===== Data to use =====
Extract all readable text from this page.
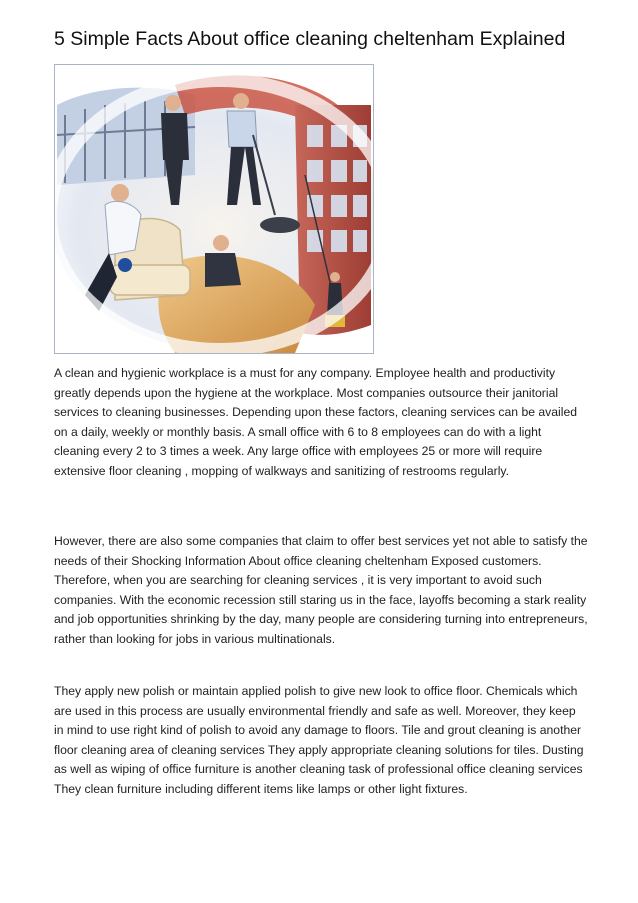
5 Simple Facts About office cleaning cheltenham Explained

A clean and hygienic workplace is a must for any company. Employee health and productivity greatly depends upon the hygiene at the workplace. Most companies outsource their janitorial services to cleaning businesses. Depending upon these factors, cleaning services can be availed on a daily, weekly or monthly basis. A small office with 6 to 8 employees can do with a light cleaning every 2 to 3 times a week. Any large office with employees 25 or more will require extensive floor cleaning , mopping of walkways and sanitizing of restrooms regularly.

However, there are also some companies that claim to offer best services yet not able to satisfy the needs of their Shocking Information About office cleaning cheltenham Exposed customers. Therefore, when you are searching for cleaning services , it is very important to avoid such companies. With the economic recession still staring us in the face, layoffs becoming a stark reality and job opportunities shrinking by the day, many people are considering turning into entrepreneurs, rather than looking for jobs in various multinationals.

They apply new polish or maintain applied polish to give new look to office floor. Chemicals which are used in this process are usually environmental friendly and safe as well. Moreover, they keep in mind to use right kind of polish to avoid any damage to floors. Tile and grout cleaning is another floor cleaning area of cleaning services They apply appropriate cleaning solutions for tiles. Dusting as well as wiping of office furniture is another cleaning task of professional office cleaning services They clean furniture including different items like lamps or other light fixtures.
=====
Task instructions – Transcribe the material exactly, leaving every picture out.

Output for this task –
Extract all readable text from this page.
5 Simple Facts About office cleaning cheltenham Explained

A clean and hygienic workplace is a must for any company. Employee health and productivity greatly depends upon the hygiene at the workplace. Most companies outsource their janitorial services to cleaning businesses. Depending upon these factors, cleaning services can be availed on a daily, weekly or monthly basis. A small office with 6 to 8 employees can do with a light cleaning every 2 to 3 times a week. Any large office with employees 25 or more will require extensive floor cleaning , mopping of walkways and sanitizing of restrooms regularly.

However, there are also some companies that claim to offer best services yet not able to satisfy the needs of their Shocking Information About office cleaning cheltenham Exposed customers. Therefore, when you are searching for cleaning services , it is very important to avoid such companies. With the economic recession still staring us in the face, layoffs becoming a stark reality and job opportunities shrinking by the day, many people are considering turning into entrepreneurs, rather than looking for jobs in various multinationals.

They apply new polish or maintain applied polish to give new look to office floor. Chemicals which are used in this process are usually environmental friendly and safe as well. Moreover, they keep in mind to use right kind of polish to avoid any damage to floors. Tile and grout cleaning is another floor cleaning area of cleaning services They apply appropriate cleaning solutions for tiles. Dusting as well as wiping of office furniture is another cleaning task of professional office cleaning services They clean furniture including different items like lamps or other light fixtures.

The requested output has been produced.